## [Stated goal]
From the listing below, pull out the lines that hold "this".

— Start —

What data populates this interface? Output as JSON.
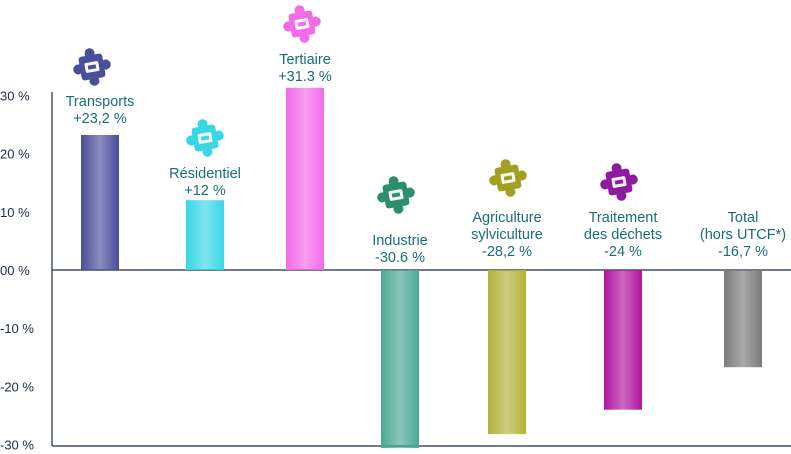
{
  "chart_data": {
    "type": "bar",
    "categories": [
      [
        "Transports"
      ],
      [
        "Résidentiel"
      ],
      [
        "Tertiaire"
      ],
      [
        "Industrie"
      ],
      [
        "Agriculture",
        "sylviculture"
      ],
      [
        "Traitement",
        "des déchets"
      ],
      [
        "Total",
        "(hors UTCF*)"
      ]
    ],
    "value_labels": [
      "+23,2 %",
      "+12 %",
      "+31.3 %",
      "-30.6 %",
      "-28,2 %",
      "-24 %",
      "-16,7 %"
    ],
    "values": [
      23.2,
      12,
      31.3,
      -30.6,
      -28.2,
      -24,
      -16.7
    ],
    "colors": [
      "#4a4f9a",
      "#39d7e6",
      "#f26be7",
      "#4aa993",
      "#b3b33a",
      "#b0169f",
      "#7b7b7b"
    ],
    "icons": [
      "truck-puzzle-icon",
      "buildings-puzzle-icon",
      "euro-puzzle-icon",
      "factory-puzzle-icon",
      "farm-puzzle-icon",
      "recycle-bin-puzzle-icon",
      "none"
    ],
    "icon_colors": [
      "#4a4f9a",
      "#39d7e6",
      "#f26be7",
      "#2d8d6f",
      "#a1a020",
      "#8e1aa0",
      "none"
    ],
    "yticks": [
      "30 %",
      "20 %",
      "10 %",
      "00 %",
      "-10 %",
      "-20 %",
      "-30 %"
    ],
    "ytick_values": [
      30,
      20,
      10,
      0,
      -10,
      -20,
      -30
    ],
    "ylim": [
      -30,
      30
    ],
    "grid": false,
    "legend": "none"
  }
}
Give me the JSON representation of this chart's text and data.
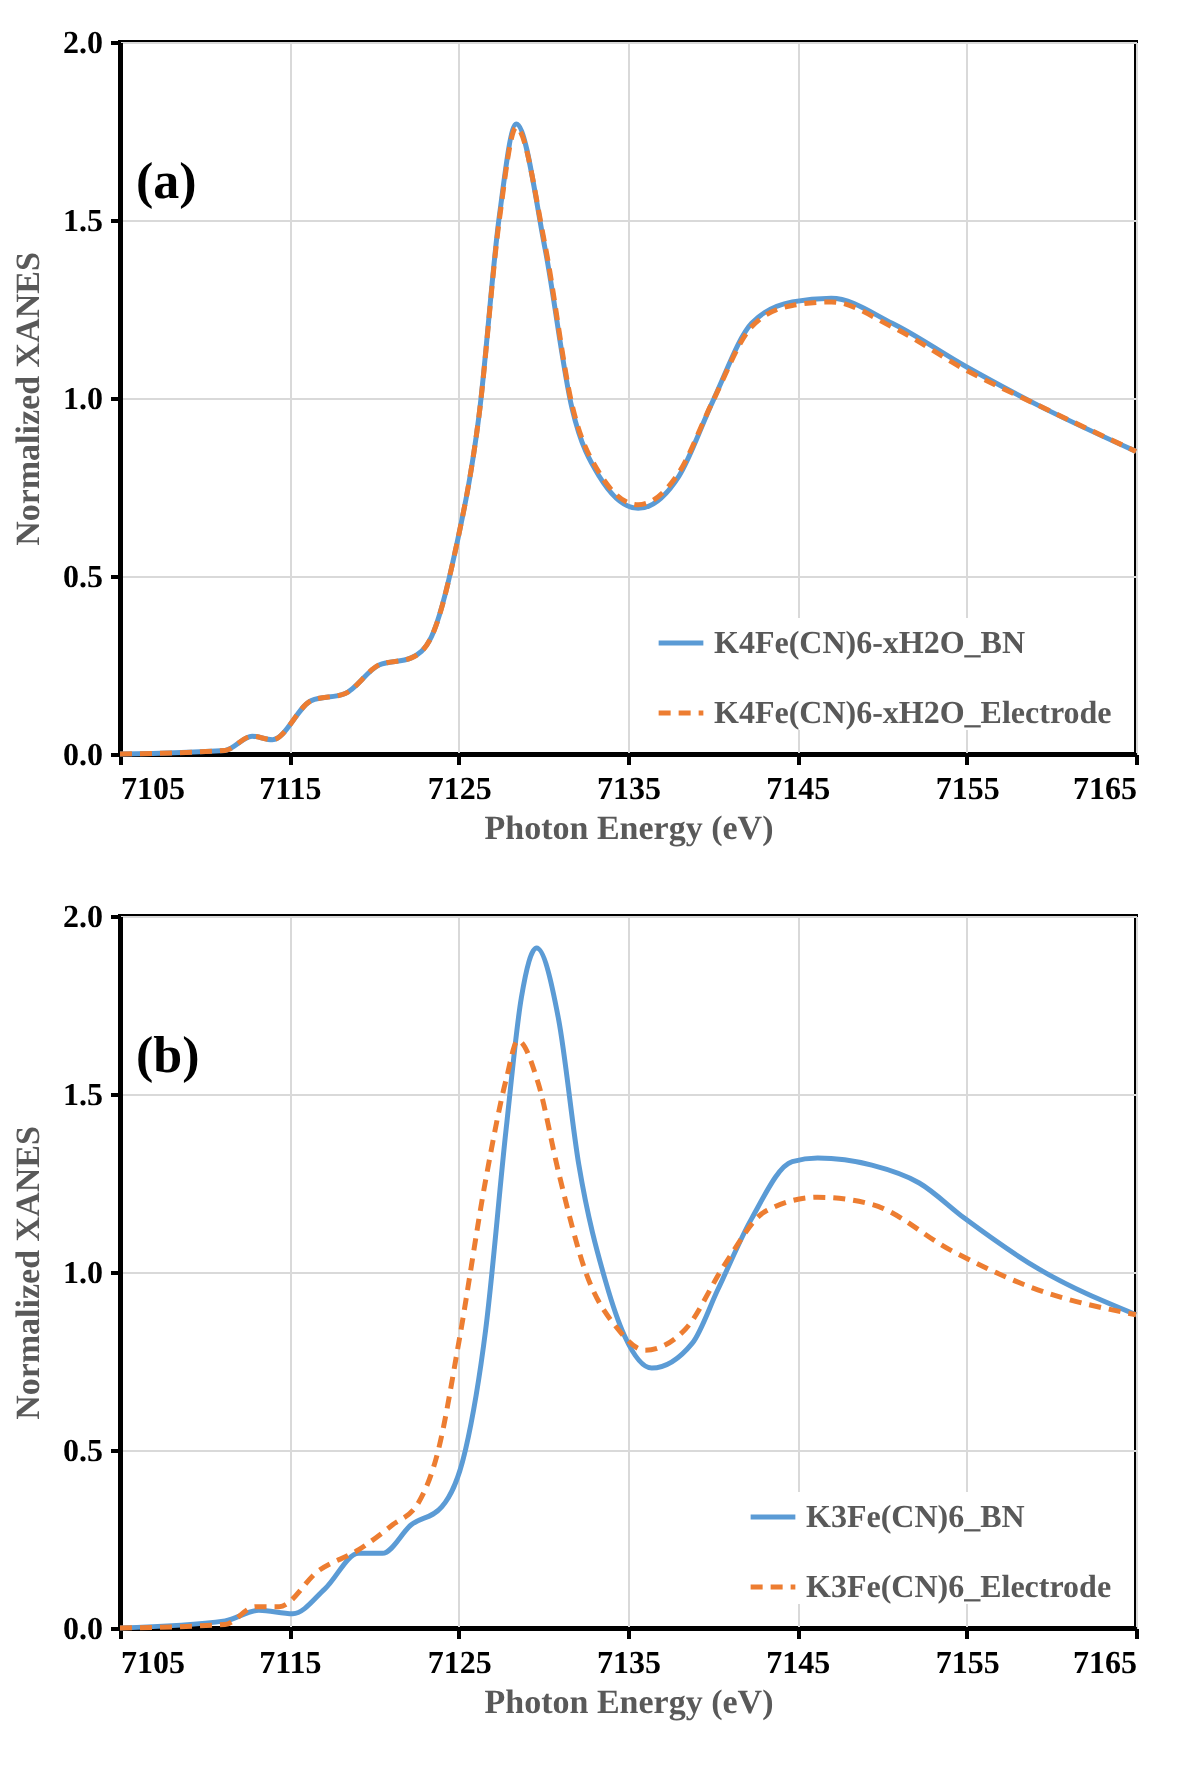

— End —

## [Expected answer]
What data populates this interface? Output as JSON.
Give me the JSON representation of this chart's text and data.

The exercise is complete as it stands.